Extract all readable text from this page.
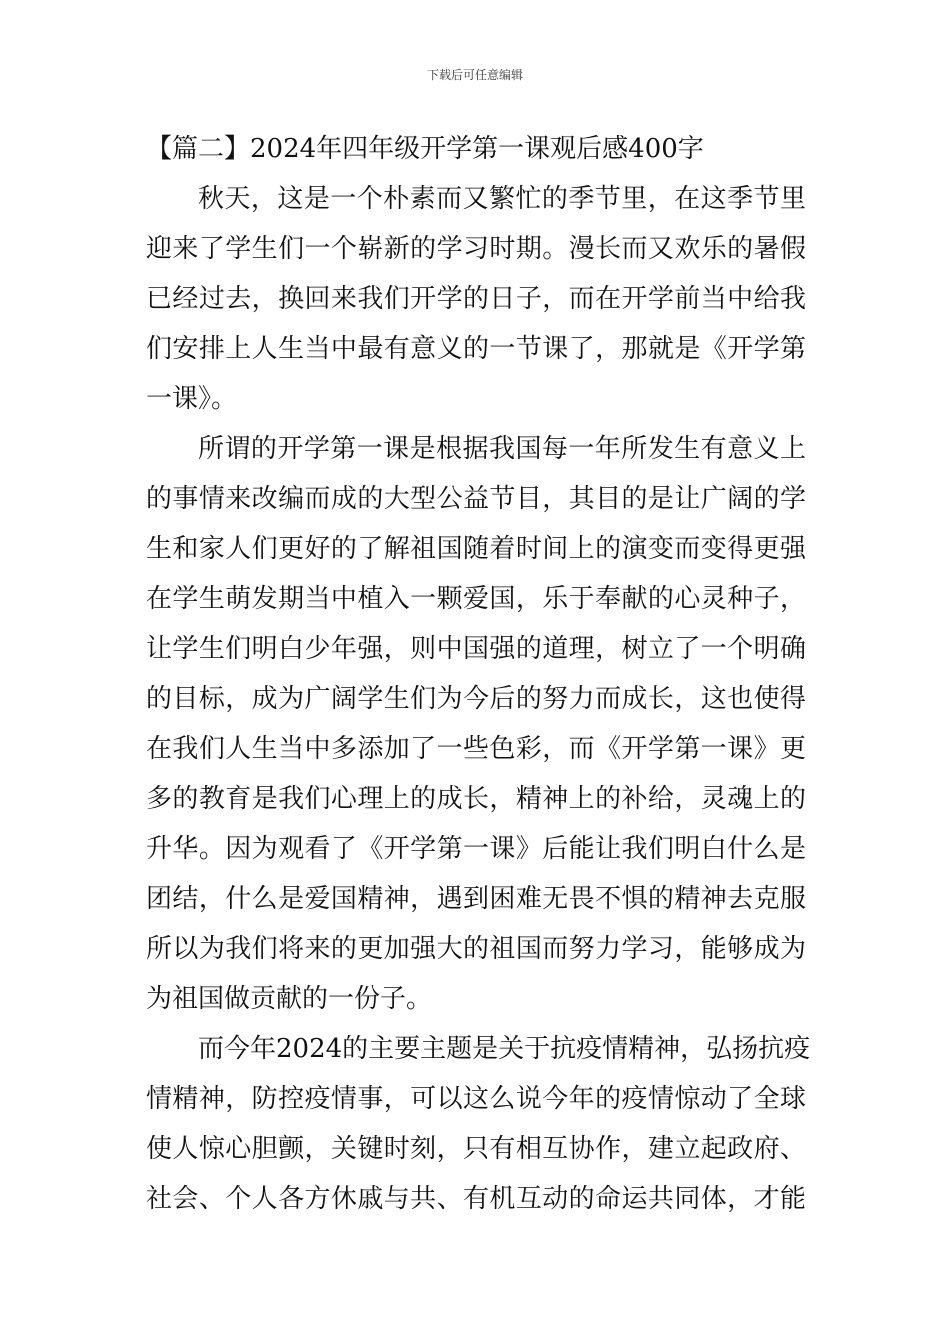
下载后可任意编辑
【篇二】2024年四年级开学第一课观后感400字
秋天，这是一个朴素而又繁忙的季节里，在这季节里
迎来了学生们一个崭新的学习时期。漫长而又欢乐的暑假
已经过去，换回来我们开学的日子，而在开学前当中给我
们安排上人生当中最有意义的一节课了，那就是《开学第
一课》。
所谓的开学第一课是根据我国每一年所发生有意义上
的事情来改编而成的大型公益节目，其目的是让广阔的学
生和家人们更好的了解祖国随着时间上的演变而变得更强
在学生萌发期当中植入一颗爱国，乐于奉献的心灵种子，
让学生们明白少年强，则中国强的道理，树立了一个明确
的目标，成为广阔学生们为今后的努力而成长，这也使得
在我们人生当中多添加了一些色彩，而《开学第一课》更
多的教育是我们心理上的成长，精神上的补给，灵魂上的
升华。因为观看了《开学第一课》后能让我们明白什么是
团结，什么是爱国精神，遇到困难无畏不惧的精神去克服
所以为我们将来的更加强大的祖国而努力学习，能够成为
为祖国做贡献的一份子。
而今年2024的主要主题是关于抗疫情精神，弘扬抗疫
情精神，防控疫情事，可以这么说今年的疫情惊动了全球
使人惊心胆颤，关键时刻，只有相互协作，建立起政府、
社会、个人各方休戚与共、有机互动的命运共同体，才能
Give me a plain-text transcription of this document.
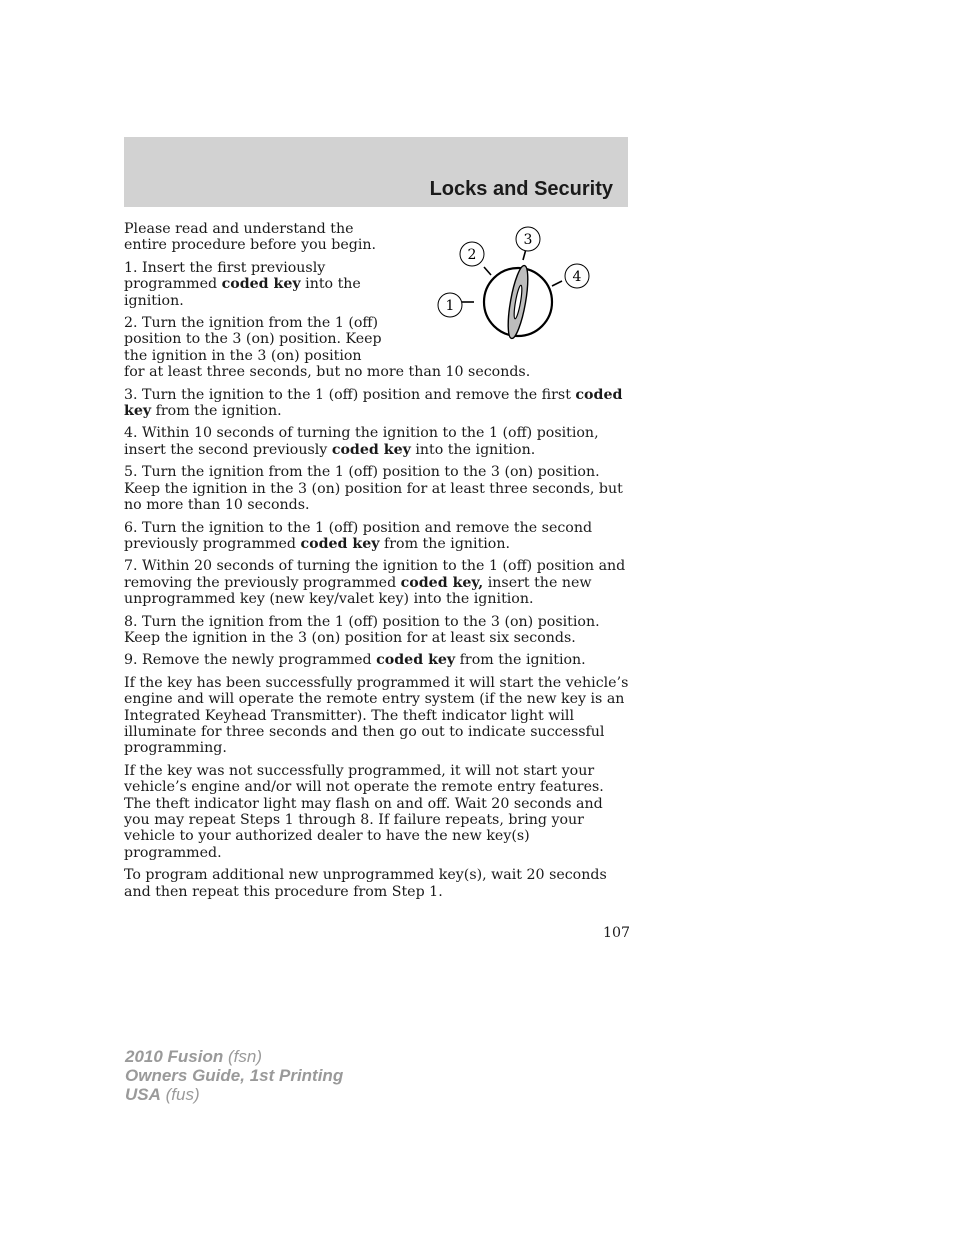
Locks and Security
1
2
3
4

Please read and understand the entire procedure before you begin.

1. Insert the first previously programmed coded key into the ignition.

2. Turn the ignition from the 1 (off) position to the 3 (on) position. Keep the ignition in the 3 (on) position
for at least three seconds, but no more than 10 seconds.

3. Turn the ignition to the 1 (off) position and remove the first coded key from the ignition.

4. Within 10 seconds of turning the ignition to the 1 (off) position, insert the second previously coded key into the ignition.

5. Turn the ignition from the 1 (off) position to the 3 (on) position. Keep the ignition in the 3 (on) position for at least three seconds, but no more than 10 seconds.

6. Turn the ignition to the 1 (off) position and remove the second previously programmed coded key from the ignition.

7. Within 20 seconds of turning the ignition to the 1 (off) position and removing the previously programmed coded key, insert the new unprogrammed key (new key/valet key) into the ignition.

8. Turn the ignition from the 1 (off) position to the 3 (on) position. Keep the ignition in the 3 (on) position for at least six seconds.

9. Remove the newly programmed coded key from the ignition.

If the key has been successfully programmed it will start the vehicle’s engine and will operate the remote entry system (if the new key is an Integrated Keyhead Transmitter). The theft indicator light will illuminate for three seconds and then go out to indicate successful programming.

If the key was not successfully programmed, it will not start your vehicle’s engine and/or will not operate the remote entry features. The theft indicator light may flash on and off. Wait 20 seconds and you may repeat Steps 1 through 8. If failure repeats, bring your vehicle to your authorized dealer to have the new key(s) programmed.

To program additional new unprogrammed key(s), wait 20 seconds and then repeat this procedure from Step 1.

107
2010 Fusion (fsn)
Owners Guide, 1st Printing
USA (fus)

***

> [TASK DESCRIPTION]
Copy all lines from the listing that contain "then".

> [ANSWER FOR THIS EXERCISE]
If the key has been successfully programmed it will start the vehicle’s engine and will operate the remote entry system (if the new key is an Integrated Keyhead Transmitter). The theft indicator light will illuminate for three seconds and then go out to indicate successful programming.
To program additional new unprogrammed key(s), wait 20 seconds and then repeat this procedure from Step 1.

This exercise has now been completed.